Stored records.
══════════════════════════════

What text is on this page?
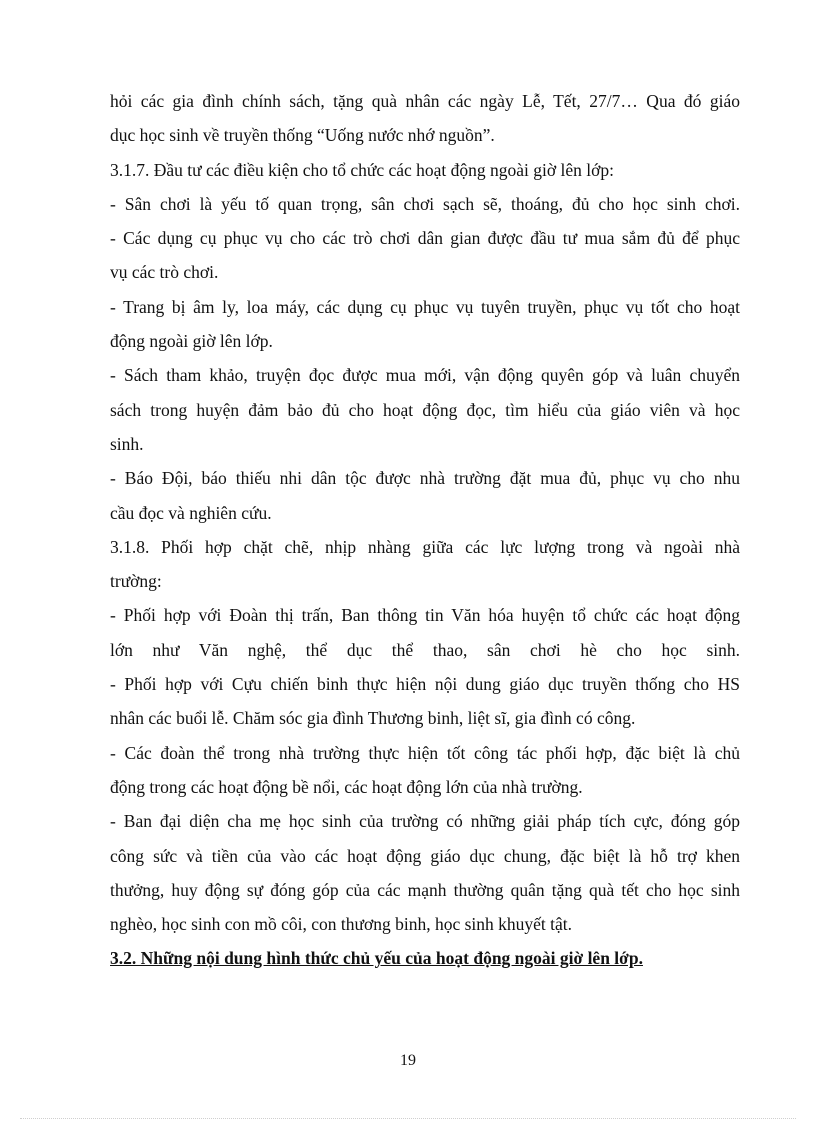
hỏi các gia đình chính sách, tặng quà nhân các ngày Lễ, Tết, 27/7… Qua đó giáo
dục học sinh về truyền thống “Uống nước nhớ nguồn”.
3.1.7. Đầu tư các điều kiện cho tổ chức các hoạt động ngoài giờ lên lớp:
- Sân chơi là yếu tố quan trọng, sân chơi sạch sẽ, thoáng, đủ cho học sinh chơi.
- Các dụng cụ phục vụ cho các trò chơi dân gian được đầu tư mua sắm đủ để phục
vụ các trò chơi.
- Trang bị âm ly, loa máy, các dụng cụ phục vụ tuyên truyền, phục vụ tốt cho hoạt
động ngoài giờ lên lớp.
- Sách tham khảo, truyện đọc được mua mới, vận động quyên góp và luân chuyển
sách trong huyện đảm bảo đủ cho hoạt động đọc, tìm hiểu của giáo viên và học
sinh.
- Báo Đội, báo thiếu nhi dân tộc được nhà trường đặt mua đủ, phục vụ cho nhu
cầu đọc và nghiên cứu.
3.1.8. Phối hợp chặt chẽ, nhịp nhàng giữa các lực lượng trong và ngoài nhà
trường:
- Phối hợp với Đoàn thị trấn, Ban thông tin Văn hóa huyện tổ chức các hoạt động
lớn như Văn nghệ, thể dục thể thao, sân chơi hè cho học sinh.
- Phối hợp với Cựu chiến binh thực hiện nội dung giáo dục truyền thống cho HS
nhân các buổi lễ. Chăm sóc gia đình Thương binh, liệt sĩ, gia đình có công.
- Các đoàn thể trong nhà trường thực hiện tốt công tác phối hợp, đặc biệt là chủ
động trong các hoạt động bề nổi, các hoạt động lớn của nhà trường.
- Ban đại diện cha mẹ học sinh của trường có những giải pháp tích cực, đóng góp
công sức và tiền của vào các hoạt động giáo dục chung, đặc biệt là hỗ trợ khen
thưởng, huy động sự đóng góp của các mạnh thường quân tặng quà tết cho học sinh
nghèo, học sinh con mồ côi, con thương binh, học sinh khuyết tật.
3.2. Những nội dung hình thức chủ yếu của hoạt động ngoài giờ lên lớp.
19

══════════════════════════════

Copy out every line of the data that includes "nhân".

Response to the exercise.
hỏi các gia đình chính sách, tặng quà nhân các ngày Lễ, Tết, 27/7… Qua đó giáo
nhân các buổi lễ. Chăm sóc gia đình Thương binh, liệt sĩ, gia đình có công.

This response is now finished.